TASK BRIEF
Look through the data below and work out how many lines contain the string "Житлово". Give the number alone.

====== INPUT RECORDS

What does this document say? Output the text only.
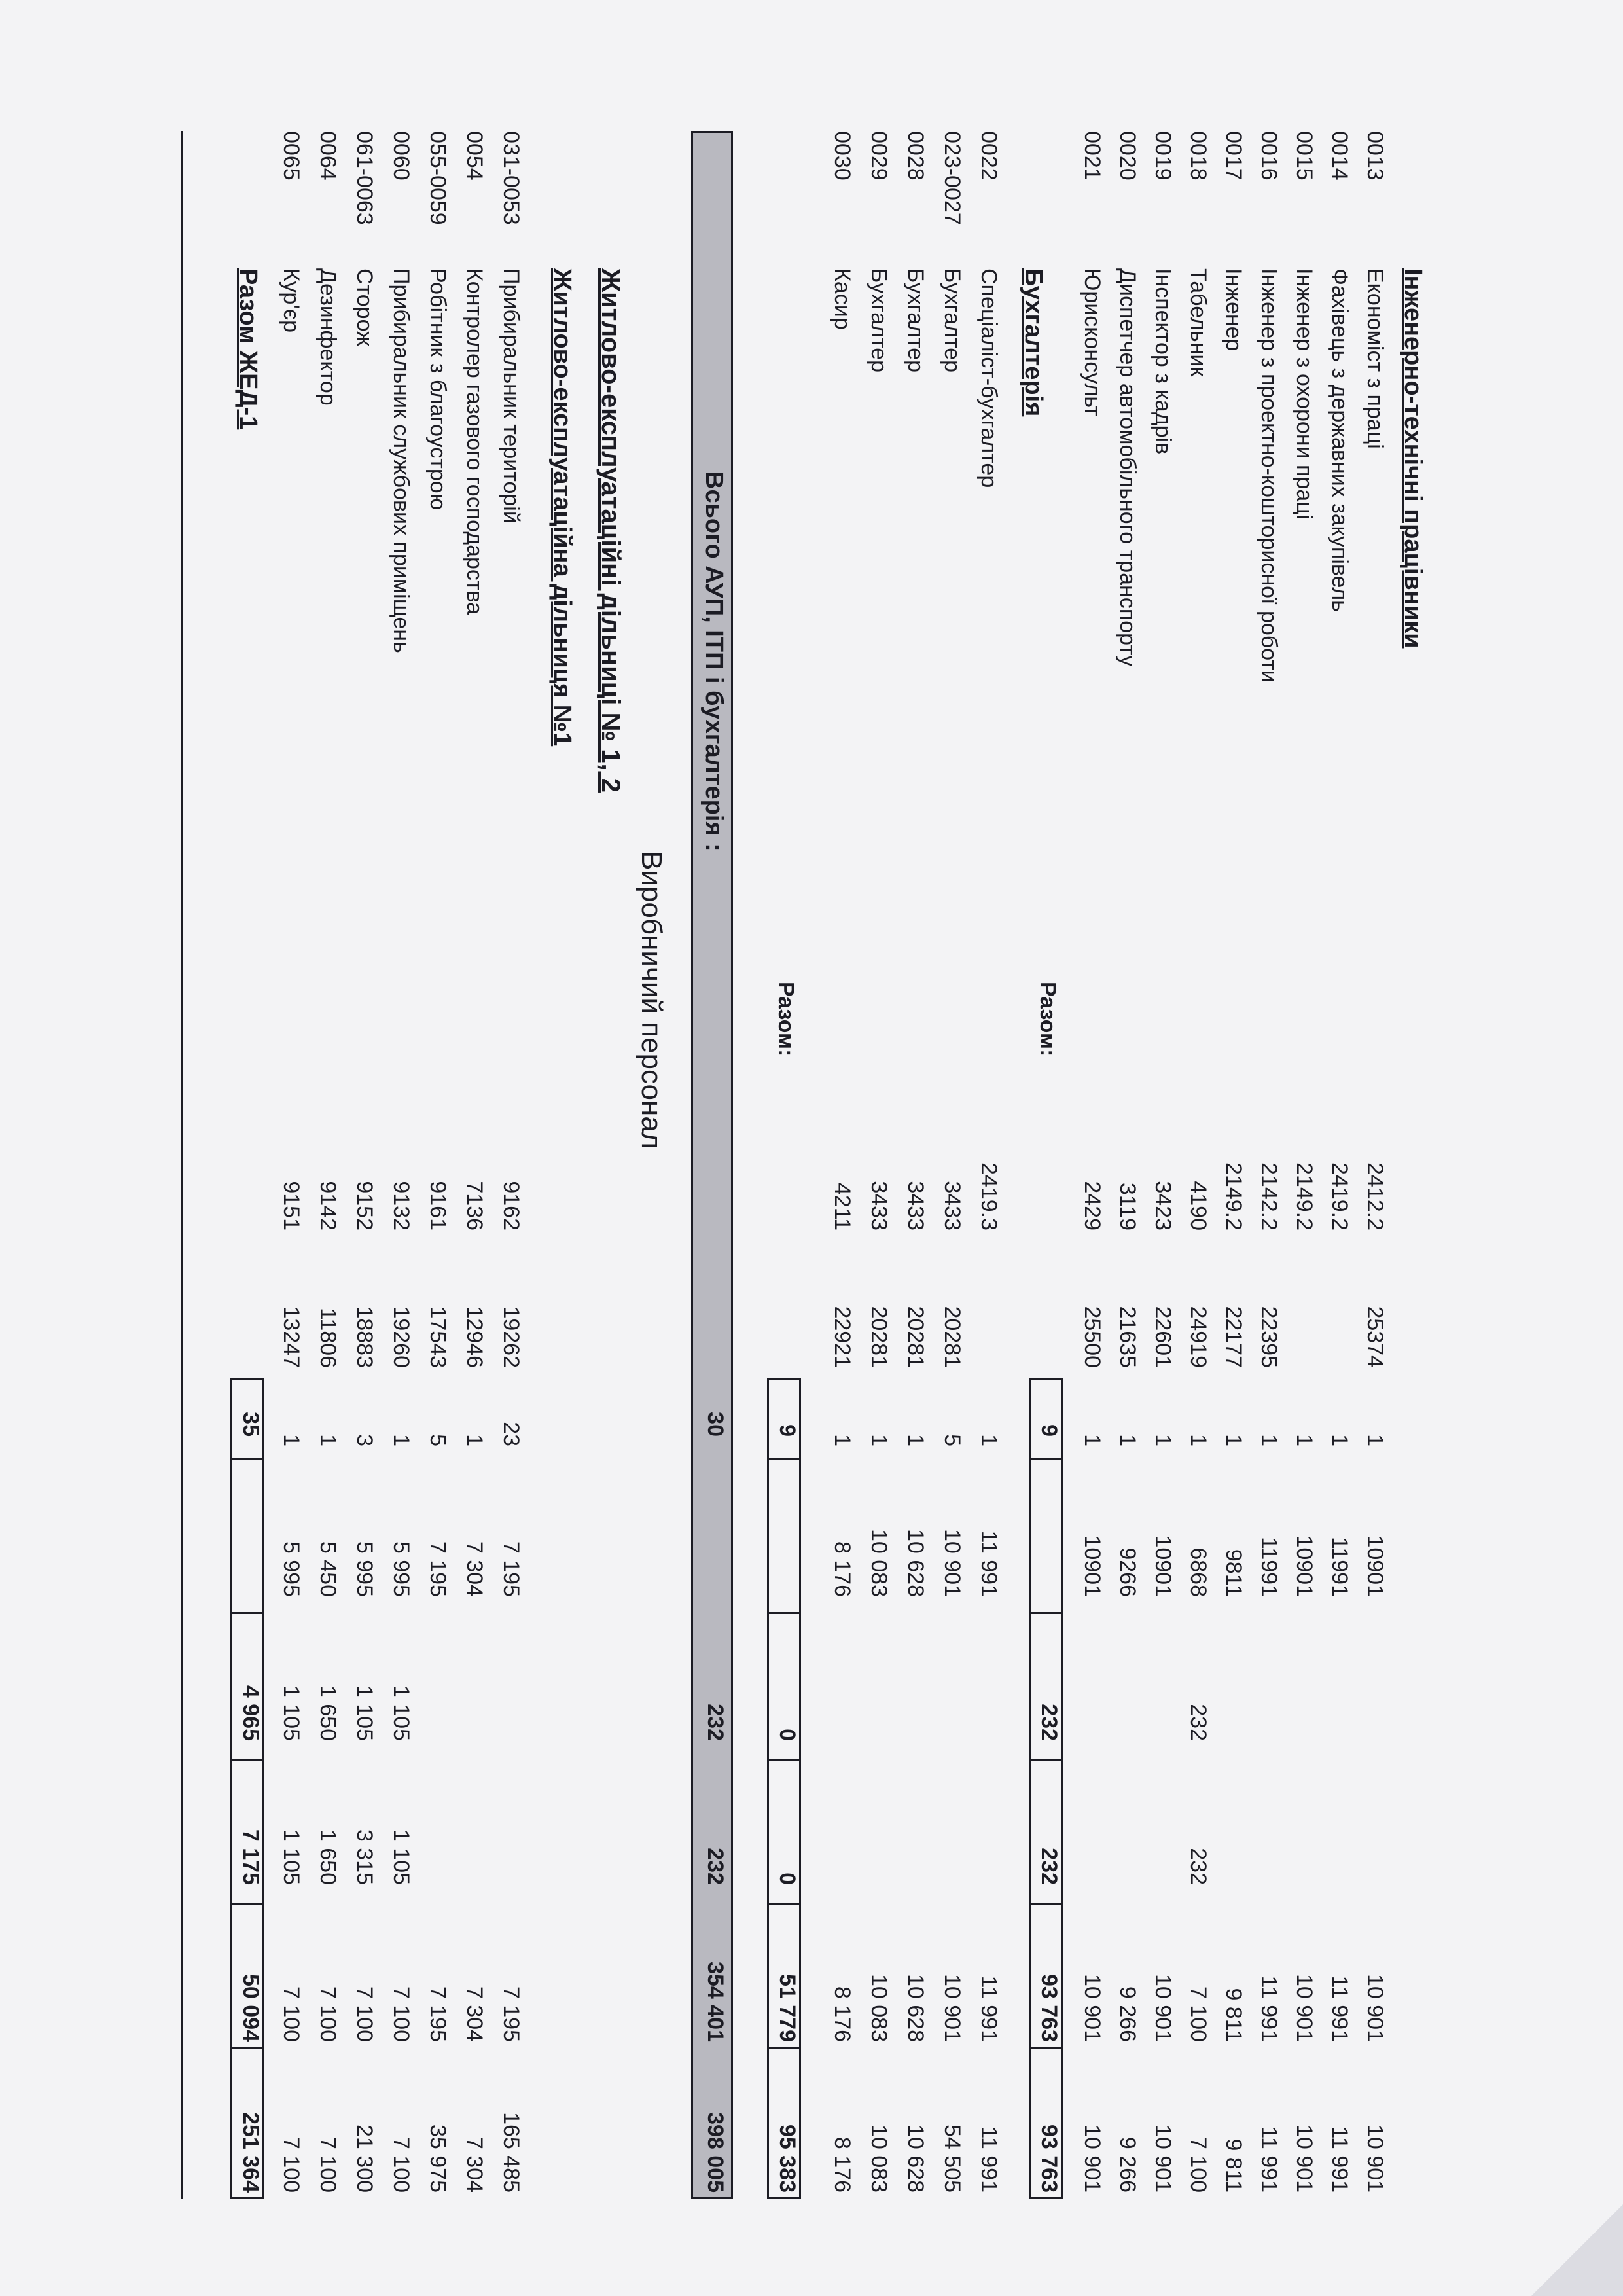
Інженерно-технічні працівники
0013
Економіст з праці
2412.2
25374
1
10901
10 901
10 901
0014
Фахівець з державних закупівель
2419.2
1
11991
11 991
11 991
0015
Інженер з охорони праці
2149.2
1
10901
10 901
10 901
0016
Інженер з проектно-кошторисної роботи
2142.2
22395
1
11991
11 991
11 991
0017
Інженер
2149.2
22177
1
9811
9 811
9 811
0018
Табельник
4190
24919
1
6868
232
232
7 100
7 100
0019
Інспектор з кадрів
3423
22601
1
10901
10 901
10 901
0020
Диспетчер автомобільного транспорту
3119
21635
1
9266
9 266
9 266
0021
Юрисконсульт
2429
25500
1
10901
10 901
10 901
Разом:
9
232
232
93 763
93 763
Бухгалтерія
0022
Спеціаліст-бухгалтер
2419.3
1
11 991
11 991
11 991
023-0027
Бухгалтер
3433
20281
5
10 901
10 901
54 505
0028
Бухгалтер
3433
20281
1
10 628
10 628
10 628
0029
Бухгалтер
3433
20281
1
10 083
10 083
10 083
0030
Касир
4211
22921
1
8 176
8 176
8 176
Разом:
9
0
0
51 779
95 383
Всього АУП, ІТП і бухгалтерія :
30
232
232
354 401
398 005
Виробничий персонал
Житлово-експлуатаційні дільниці № 1, 2
Житлово-експлуатаційна дільниця №1
031-0053
Прибиральник територій
9162
19262
23
7 195
7 195
165 485
0054
Контролер газового господарства
7136
12946
1
7 304
7 304
7 304
055-0059
Робітник з благоустрою
9161
17543
5
7 195
7 195
35 975
0060
Прибиральник службових приміщень
9132
19260
1
5 995
1 105
1 105
7 100
7 100
061-0063
Сторож
9152
18883
3
5 995
1 105
3 315
7 100
21 300
0064
Дезинфектор
9142
11806
1
5 450
1 650
1 650
7 100
7 100
0065
Кур'єр
9151
13247
1
5 995
1 105
1 105
7 100
7 100
Разом ЖЕД-1
35
4 965
7 175
50 094
251 364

============

OUTPUT FOR THIS TASK
2